* [Description of the task] Locate the string "darajasida" throughout the material and copy every line in which it occurs.

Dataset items
— start —

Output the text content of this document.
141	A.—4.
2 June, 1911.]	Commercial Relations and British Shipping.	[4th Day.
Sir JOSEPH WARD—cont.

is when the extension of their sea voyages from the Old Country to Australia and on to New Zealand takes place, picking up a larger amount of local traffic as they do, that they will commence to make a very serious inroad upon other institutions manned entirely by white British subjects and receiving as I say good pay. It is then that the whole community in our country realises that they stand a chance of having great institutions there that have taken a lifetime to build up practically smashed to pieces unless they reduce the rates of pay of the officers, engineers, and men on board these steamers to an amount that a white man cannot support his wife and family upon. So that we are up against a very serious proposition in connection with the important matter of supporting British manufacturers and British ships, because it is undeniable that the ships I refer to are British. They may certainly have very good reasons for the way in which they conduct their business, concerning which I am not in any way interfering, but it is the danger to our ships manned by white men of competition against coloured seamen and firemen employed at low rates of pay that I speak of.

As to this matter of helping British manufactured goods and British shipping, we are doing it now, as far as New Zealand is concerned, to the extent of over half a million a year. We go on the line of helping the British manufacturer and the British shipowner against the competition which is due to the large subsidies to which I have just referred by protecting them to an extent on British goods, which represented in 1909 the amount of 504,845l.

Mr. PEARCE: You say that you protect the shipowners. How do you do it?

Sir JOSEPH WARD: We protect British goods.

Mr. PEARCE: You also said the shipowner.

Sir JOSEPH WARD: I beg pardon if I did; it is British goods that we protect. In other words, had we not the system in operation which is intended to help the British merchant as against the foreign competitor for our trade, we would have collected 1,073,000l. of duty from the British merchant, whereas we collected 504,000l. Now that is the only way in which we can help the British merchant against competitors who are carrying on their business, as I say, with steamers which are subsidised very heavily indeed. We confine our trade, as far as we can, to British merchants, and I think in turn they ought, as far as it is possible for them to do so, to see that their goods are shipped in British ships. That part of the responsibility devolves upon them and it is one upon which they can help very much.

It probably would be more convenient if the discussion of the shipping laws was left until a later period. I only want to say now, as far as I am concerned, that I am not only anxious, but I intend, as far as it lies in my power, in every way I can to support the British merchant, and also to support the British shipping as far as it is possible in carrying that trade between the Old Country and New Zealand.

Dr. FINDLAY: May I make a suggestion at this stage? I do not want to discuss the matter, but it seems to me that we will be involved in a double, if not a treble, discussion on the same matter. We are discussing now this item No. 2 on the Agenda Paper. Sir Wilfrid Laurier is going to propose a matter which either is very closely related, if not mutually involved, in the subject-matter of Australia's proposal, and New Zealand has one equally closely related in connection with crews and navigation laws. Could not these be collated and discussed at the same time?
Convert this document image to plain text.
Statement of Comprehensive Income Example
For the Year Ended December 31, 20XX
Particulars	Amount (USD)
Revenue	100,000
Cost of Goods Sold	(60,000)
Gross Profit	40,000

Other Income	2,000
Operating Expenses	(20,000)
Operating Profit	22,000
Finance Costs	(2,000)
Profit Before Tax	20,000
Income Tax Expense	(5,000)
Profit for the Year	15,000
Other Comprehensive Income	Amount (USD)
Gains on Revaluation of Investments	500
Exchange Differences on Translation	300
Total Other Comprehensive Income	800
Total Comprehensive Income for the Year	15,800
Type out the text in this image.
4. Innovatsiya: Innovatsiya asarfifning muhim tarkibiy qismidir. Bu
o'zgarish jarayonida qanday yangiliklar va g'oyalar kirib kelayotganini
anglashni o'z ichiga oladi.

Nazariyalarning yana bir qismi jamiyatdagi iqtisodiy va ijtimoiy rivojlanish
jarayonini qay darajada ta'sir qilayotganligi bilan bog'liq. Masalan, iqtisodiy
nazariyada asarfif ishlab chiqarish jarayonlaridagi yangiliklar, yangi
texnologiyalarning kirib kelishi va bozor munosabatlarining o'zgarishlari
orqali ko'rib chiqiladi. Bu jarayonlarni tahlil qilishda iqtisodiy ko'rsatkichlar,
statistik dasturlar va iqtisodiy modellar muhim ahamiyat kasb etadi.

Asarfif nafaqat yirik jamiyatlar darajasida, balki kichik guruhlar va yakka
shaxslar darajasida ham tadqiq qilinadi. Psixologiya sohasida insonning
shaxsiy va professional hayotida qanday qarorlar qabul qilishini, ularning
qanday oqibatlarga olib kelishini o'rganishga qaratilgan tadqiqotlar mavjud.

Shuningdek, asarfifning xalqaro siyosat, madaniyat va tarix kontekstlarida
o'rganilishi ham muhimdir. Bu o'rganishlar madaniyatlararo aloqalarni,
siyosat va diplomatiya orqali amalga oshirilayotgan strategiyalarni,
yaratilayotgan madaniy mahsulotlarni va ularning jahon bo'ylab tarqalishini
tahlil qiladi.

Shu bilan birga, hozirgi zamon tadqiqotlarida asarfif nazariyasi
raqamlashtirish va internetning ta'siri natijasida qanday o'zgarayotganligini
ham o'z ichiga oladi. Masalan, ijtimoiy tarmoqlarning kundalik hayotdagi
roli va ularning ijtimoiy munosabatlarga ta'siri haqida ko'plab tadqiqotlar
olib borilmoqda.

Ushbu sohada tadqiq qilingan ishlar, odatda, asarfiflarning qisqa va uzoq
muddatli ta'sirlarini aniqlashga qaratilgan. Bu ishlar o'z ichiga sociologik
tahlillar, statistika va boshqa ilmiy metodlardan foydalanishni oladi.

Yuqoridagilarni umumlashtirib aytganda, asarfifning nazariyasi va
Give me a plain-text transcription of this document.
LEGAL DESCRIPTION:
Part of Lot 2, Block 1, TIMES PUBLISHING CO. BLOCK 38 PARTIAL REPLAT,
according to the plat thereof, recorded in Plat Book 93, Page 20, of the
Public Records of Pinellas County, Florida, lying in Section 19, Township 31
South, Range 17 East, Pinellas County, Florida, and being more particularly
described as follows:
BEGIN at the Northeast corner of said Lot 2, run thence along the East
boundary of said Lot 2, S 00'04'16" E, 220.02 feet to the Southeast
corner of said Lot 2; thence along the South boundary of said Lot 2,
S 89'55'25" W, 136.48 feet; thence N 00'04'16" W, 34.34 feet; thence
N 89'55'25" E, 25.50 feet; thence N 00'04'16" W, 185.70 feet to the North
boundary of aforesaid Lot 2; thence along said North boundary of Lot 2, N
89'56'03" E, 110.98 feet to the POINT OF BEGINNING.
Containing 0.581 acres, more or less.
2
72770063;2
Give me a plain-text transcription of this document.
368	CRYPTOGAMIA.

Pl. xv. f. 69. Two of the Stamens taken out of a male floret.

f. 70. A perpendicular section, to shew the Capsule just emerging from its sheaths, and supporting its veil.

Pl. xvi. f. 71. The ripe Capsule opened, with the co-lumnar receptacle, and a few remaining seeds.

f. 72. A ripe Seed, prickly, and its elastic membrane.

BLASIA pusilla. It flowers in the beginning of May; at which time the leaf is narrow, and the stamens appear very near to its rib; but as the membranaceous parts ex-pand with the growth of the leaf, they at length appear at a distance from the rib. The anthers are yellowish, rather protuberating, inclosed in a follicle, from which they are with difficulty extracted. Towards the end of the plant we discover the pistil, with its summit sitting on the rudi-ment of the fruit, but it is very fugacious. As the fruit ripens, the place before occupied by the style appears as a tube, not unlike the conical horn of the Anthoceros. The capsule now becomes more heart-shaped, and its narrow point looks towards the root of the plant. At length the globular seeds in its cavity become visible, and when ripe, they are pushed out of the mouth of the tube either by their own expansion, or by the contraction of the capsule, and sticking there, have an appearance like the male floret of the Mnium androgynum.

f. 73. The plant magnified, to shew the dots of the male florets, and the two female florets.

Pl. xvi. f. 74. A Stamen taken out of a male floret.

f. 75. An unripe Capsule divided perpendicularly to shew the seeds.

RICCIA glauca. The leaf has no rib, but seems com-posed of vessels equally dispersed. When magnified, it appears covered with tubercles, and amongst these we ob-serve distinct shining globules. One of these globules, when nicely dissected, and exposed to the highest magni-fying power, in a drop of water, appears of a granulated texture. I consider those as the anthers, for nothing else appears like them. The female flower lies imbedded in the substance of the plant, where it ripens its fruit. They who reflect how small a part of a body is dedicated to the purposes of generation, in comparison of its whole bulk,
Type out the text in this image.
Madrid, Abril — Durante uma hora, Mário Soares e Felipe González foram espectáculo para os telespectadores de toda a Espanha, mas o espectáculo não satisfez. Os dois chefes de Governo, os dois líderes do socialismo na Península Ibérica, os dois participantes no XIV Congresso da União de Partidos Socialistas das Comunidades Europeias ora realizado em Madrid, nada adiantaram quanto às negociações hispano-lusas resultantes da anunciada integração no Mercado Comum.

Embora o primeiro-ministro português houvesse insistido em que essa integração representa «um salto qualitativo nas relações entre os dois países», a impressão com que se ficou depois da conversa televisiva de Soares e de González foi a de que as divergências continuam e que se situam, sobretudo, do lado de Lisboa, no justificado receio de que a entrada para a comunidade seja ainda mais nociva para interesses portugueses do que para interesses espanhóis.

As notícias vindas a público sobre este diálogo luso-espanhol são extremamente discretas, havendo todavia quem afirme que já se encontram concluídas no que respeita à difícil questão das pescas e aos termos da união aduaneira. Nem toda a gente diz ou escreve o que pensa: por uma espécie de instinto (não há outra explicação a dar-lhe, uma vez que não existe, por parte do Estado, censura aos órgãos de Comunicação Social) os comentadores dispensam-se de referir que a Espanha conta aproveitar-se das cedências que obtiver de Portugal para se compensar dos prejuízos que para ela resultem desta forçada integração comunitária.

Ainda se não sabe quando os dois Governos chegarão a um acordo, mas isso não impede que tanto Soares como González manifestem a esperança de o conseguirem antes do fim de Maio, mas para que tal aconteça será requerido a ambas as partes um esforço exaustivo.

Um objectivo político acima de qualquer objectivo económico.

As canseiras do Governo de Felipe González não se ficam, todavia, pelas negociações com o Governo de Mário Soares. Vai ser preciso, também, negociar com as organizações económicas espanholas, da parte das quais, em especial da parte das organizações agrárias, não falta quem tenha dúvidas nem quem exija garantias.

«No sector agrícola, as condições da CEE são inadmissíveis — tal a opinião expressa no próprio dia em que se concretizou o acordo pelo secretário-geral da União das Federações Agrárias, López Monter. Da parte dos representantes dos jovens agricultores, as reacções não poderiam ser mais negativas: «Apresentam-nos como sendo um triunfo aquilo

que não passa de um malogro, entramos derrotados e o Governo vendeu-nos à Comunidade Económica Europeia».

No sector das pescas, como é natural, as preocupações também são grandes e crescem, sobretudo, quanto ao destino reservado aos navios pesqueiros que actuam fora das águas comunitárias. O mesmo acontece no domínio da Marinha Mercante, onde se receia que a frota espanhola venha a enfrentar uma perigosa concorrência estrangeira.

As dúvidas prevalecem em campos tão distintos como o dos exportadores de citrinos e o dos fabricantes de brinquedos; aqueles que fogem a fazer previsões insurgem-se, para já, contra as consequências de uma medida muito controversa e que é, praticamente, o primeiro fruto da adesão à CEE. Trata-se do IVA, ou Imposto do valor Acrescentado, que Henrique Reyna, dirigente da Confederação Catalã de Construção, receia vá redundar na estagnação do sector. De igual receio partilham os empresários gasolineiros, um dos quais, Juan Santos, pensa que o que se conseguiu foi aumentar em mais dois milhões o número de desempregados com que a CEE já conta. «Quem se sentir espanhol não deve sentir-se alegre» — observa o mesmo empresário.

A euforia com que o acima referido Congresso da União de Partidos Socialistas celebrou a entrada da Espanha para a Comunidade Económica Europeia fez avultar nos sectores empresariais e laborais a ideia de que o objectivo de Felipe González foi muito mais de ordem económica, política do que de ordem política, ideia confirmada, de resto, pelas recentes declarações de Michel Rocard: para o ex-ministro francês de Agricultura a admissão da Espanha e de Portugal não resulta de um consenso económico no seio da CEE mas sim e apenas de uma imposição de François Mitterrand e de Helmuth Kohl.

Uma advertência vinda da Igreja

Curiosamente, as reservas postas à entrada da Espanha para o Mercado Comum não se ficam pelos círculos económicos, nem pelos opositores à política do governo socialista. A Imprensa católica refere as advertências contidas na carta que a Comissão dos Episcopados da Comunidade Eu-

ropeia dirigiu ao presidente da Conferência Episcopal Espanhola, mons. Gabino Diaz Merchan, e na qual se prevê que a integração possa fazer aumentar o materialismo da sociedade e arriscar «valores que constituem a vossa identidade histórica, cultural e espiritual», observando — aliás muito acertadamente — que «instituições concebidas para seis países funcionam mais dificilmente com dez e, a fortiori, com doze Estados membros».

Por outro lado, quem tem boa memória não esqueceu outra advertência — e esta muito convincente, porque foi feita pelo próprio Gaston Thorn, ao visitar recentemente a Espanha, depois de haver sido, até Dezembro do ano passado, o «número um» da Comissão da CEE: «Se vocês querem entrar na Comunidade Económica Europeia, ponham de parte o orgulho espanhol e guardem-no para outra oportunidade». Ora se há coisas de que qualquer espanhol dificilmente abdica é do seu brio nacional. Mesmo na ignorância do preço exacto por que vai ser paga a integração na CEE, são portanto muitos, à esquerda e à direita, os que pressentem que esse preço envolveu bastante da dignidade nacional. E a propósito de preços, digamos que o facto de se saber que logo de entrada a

— end —

* [Correct result]
Asarfif nafaqat yirik jamiyatlar darajasida, balki kichik guruhlar va yakka
shaxslar darajasida ham tadqiq qilinadi. Psixologiya sohasida insonning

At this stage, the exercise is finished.